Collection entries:
--- START ---
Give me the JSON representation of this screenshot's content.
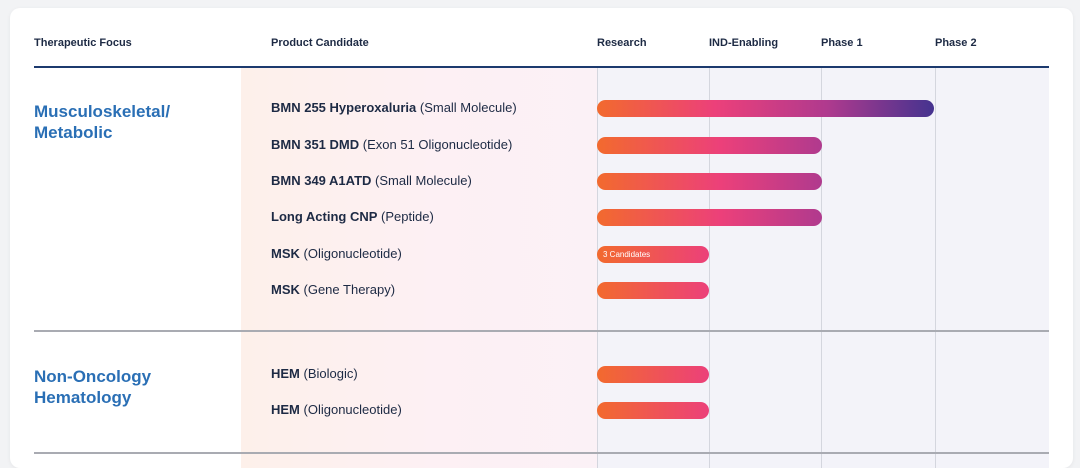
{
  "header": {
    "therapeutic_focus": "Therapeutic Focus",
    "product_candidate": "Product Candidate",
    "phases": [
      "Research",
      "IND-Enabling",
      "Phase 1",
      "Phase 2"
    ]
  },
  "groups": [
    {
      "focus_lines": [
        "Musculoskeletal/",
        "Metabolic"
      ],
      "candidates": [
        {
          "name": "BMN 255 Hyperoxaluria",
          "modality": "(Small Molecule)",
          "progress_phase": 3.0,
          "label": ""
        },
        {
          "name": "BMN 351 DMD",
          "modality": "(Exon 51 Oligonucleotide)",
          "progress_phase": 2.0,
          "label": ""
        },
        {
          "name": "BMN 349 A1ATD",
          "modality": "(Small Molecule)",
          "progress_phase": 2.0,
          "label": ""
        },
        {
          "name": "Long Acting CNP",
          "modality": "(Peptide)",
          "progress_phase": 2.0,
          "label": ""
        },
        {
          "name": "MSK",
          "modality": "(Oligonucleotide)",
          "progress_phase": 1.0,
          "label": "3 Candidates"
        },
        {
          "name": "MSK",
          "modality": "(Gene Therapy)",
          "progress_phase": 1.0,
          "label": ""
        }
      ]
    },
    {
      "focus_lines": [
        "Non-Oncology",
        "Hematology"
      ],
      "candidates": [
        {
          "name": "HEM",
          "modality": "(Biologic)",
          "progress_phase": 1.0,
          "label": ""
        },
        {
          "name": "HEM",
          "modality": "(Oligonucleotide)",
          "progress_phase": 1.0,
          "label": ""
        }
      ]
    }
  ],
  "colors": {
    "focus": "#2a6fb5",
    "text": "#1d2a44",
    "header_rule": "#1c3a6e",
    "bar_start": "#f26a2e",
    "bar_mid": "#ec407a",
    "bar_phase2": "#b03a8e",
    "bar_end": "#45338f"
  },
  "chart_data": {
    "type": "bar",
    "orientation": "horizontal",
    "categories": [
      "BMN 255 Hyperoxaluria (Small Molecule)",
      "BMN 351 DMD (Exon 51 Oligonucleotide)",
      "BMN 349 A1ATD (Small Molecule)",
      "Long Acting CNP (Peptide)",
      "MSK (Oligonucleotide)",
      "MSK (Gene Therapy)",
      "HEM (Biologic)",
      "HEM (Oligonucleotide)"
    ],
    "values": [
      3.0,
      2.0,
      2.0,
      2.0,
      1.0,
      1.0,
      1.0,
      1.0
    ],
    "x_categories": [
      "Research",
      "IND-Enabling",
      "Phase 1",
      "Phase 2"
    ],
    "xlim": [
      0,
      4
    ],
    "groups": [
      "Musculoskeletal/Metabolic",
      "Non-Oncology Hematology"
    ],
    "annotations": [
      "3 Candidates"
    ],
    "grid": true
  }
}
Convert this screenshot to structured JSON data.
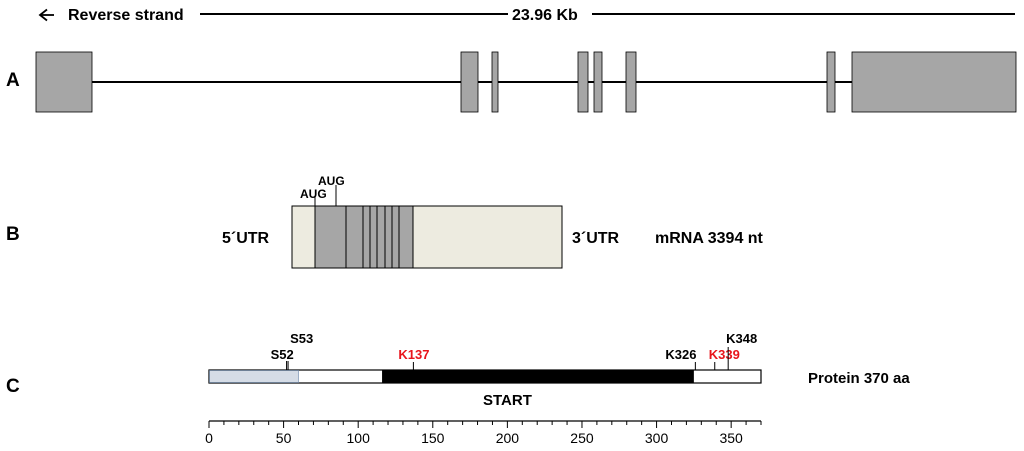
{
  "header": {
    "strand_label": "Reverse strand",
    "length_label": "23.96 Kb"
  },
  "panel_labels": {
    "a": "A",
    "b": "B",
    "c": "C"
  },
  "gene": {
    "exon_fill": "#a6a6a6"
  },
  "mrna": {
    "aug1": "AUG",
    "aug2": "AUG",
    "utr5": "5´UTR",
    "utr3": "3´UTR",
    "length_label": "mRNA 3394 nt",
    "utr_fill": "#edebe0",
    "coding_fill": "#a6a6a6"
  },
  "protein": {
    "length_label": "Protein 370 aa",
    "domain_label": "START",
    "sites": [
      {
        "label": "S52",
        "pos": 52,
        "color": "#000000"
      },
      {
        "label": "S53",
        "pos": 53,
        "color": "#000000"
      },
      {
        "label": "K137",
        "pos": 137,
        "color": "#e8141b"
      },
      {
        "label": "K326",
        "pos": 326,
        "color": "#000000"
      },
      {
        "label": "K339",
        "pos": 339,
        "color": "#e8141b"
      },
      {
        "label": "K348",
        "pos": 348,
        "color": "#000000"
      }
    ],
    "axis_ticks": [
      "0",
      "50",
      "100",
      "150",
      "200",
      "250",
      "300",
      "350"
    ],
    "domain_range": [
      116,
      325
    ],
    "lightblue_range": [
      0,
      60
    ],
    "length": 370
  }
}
--- END ---
EXERCISE - Report the number of lines in the entries above that include the word "JSON" and add nothing to it.

WRITTEN RESPONSE - 2